* [What you have to do]:
Give the listing again character for character, but drop the images.

* [Data items]:
________

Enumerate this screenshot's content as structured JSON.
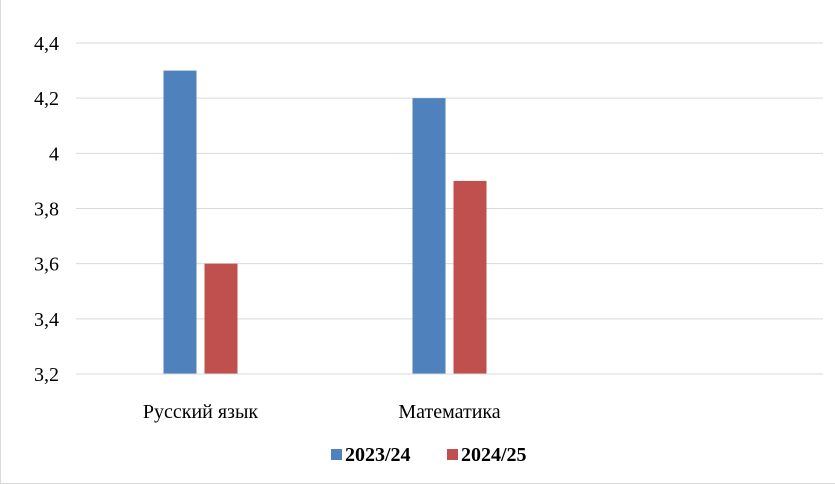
{
  "chart_data": {
    "type": "bar",
    "categories": [
      "Русский язык",
      "Математика",
      ""
    ],
    "series": [
      {
        "name": "2023/24",
        "values": [
          4.3,
          4.2,
          null
        ],
        "color": "#4f81bd"
      },
      {
        "name": "2024/25",
        "values": [
          3.6,
          3.9,
          null
        ],
        "color": "#c0504d"
      }
    ],
    "yticks": [
      "3,2",
      "3,4",
      "3,6",
      "3,8",
      "4",
      "4,2",
      "4,4"
    ],
    "ylim": [
      3.2,
      4.4
    ],
    "grid": true,
    "legend_position": "bottom",
    "title": "",
    "xlabel": "",
    "ylabel": ""
  }
}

________

* [Task answer]:
Enumerate this screenshot's content as structured JSON.
{
  "chart_data": {
    "type": "bar",
    "categories": [
      "Русский язык",
      "Математика",
      ""
    ],
    "series": [
      {
        "name": "2023/24",
        "values": [
          4.3,
          4.2,
          null
        ],
        "color": "#4f81bd"
      },
      {
        "name": "2024/25",
        "values": [
          3.6,
          3.9,
          null
        ],
        "color": "#c0504d"
      }
    ],
    "yticks": [
      "3,2",
      "3,4",
      "3,6",
      "3,8",
      "4",
      "4,2",
      "4,4"
    ],
    "ylim": [
      3.2,
      4.4
    ],
    "grid": true,
    "legend_position": "bottom",
    "title": "",
    "xlabel": "",
    "ylabel": ""
  }
}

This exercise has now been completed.